___ Materials provided

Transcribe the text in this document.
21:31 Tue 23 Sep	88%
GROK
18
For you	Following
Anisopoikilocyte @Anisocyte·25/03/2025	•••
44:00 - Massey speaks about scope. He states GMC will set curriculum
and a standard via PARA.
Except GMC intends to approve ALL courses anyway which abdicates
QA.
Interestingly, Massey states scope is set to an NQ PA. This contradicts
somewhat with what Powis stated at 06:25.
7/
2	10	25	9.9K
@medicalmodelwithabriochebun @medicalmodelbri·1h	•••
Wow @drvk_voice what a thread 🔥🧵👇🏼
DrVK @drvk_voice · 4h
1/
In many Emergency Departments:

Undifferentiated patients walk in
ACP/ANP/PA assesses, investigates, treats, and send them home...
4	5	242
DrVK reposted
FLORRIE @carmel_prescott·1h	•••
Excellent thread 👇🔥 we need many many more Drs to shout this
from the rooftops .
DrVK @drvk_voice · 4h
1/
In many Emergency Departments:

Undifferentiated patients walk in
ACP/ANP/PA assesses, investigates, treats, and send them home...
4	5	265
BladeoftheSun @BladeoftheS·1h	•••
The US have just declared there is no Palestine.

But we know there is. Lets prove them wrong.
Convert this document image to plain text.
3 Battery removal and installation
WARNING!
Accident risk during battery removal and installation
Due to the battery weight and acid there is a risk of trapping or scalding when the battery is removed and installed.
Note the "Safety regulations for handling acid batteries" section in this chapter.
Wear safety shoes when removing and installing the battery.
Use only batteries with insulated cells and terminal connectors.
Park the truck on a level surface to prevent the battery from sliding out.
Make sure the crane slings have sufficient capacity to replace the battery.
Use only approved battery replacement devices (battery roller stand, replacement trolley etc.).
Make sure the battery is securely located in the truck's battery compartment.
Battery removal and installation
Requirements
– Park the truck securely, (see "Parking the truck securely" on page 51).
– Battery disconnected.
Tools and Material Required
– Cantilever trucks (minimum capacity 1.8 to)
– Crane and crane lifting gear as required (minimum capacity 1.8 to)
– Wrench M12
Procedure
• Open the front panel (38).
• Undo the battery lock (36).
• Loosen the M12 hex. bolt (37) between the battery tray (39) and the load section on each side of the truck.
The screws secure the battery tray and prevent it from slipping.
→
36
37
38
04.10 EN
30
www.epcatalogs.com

______

→ What is needed: The required result is an exact repetition of the lines from the one containing "Convert this document image to plain text." through the last line of the data.

→ Result:
Convert this document image to plain text.
3 Battery removal and installation
WARNING!
Accident risk during battery removal and installation
Due to the battery weight and acid there is a risk of trapping or scalding when the battery is removed and installed.
Note the "Safety regulations for handling acid batteries" section in this chapter.
Wear safety shoes when removing and installing the battery.
Use only batteries with insulated cells and terminal connectors.
Park the truck on a level surface to prevent the battery from sliding out.
Make sure the crane slings have sufficient capacity to replace the battery.
Use only approved battery replacement devices (battery roller stand, replacement trolley etc.).
Make sure the battery is securely located in the truck's battery compartment.
Battery removal and installation
Requirements
– Park the truck securely, (see "Parking the truck securely" on page 51).
– Battery disconnected.
Tools and Material Required
– Cantilever trucks (minimum capacity 1.8 to)
– Crane and crane lifting gear as required (minimum capacity 1.8 to)
– Wrench M12
Procedure
• Open the front panel (38).
• Undo the battery lock (36).
• Loosen the M12 hex. bolt (37) between the battery tray (39) and the load section on each side of the truck.
The screws secure the battery tray and prevent it from slipping.
→
36
37
38
04.10 EN
30
www.epcatalogs.com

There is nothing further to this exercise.